▸ **Short problem**: In the entries below, how many lines hold the string "проводятся"? Give only the number.

▸ **Data rows**:
++++++++++

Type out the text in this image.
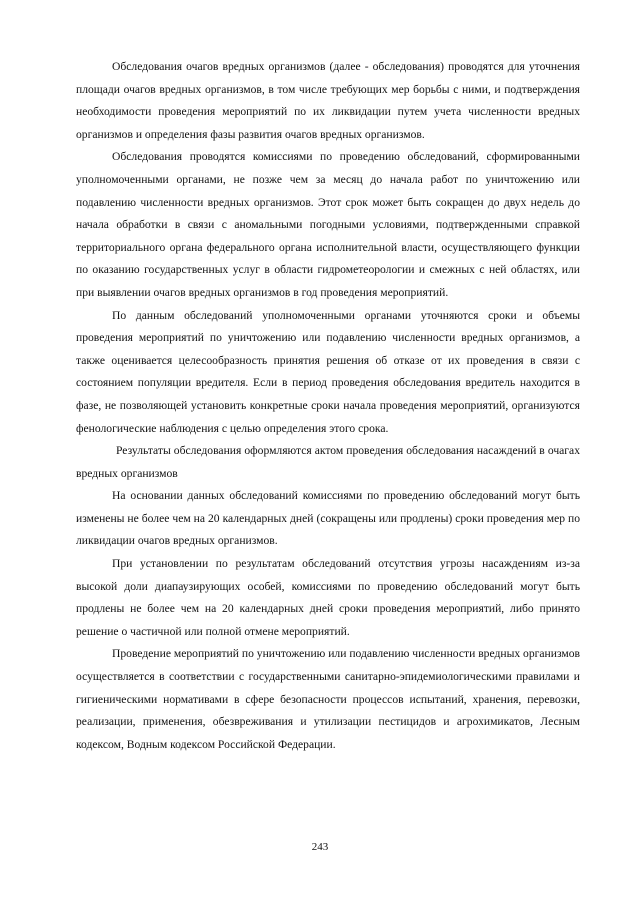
Обследования очагов вредных организмов (далее - обследования) проводятся для уточнения площади очагов вредных организмов, в том числе требующих мер борьбы с ними, и подтверждения необходимости проведения мероприятий по их ликвидации путем учета численности вредных организмов и определения фазы развития очагов вредных организмов.

Обследования проводятся комиссиями по проведению обследований, сформированными уполномоченными органами, не позже чем за месяц до начала работ по уничтожению или подавлению численности вредных организмов. Этот срок может быть сокращен до двух недель до начала обработки в связи с аномальными погодными условиями, подтвержденными справкой территориального органа федерального органа исполнительной власти, осуществляющего функции по оказанию государственных услуг в области гидрометеорологии и смежных с ней областях, или при выявлении очагов вредных организмов в год проведения мероприятий.

По данным обследований уполномоченными органами уточняются сроки и объемы проведения мероприятий по уничтожению или подавлению численности вредных организмов, а также оценивается целесообразность принятия решения об отказе от их проведения в связи с состоянием популяции вредителя. Если в период проведения обследования вредитель находится в фазе, не позволяющей установить конкретные сроки начала проведения мероприятий, организуются фенологические наблюдения с целью определения этого срока.

Результаты обследования оформляются актом проведения обследования насаждений в очагах вредных организмов

На основании данных обследований комиссиями по проведению обследований могут быть изменены не более чем на 20 календарных дней (сокращены или продлены) сроки проведения мер по ликвидации очагов вредных организмов.

При установлении по результатам обследований отсутствия угрозы насаждениям из-за высокой доли диапаузирующих особей, комиссиями по проведению обследований могут быть продлены не более чем на 20 календарных дней сроки проведения мероприятий, либо принято решение о частичной или полной отмене мероприятий.

Проведение мероприятий по уничтожению или подавлению численности вредных организмов осуществляется в соответствии с государственными санитарно-эпидемиологическими правилами и гигиеническими нормативами в сфере безопасности процессов испытаний, хранения, перевозки, реализации, применения, обезвреживания и утилизации пестицидов и агрохимикатов, Лесным кодексом, Водным кодексом Российской Федерации.

243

++++++++++

▸ **Finished answer**: 2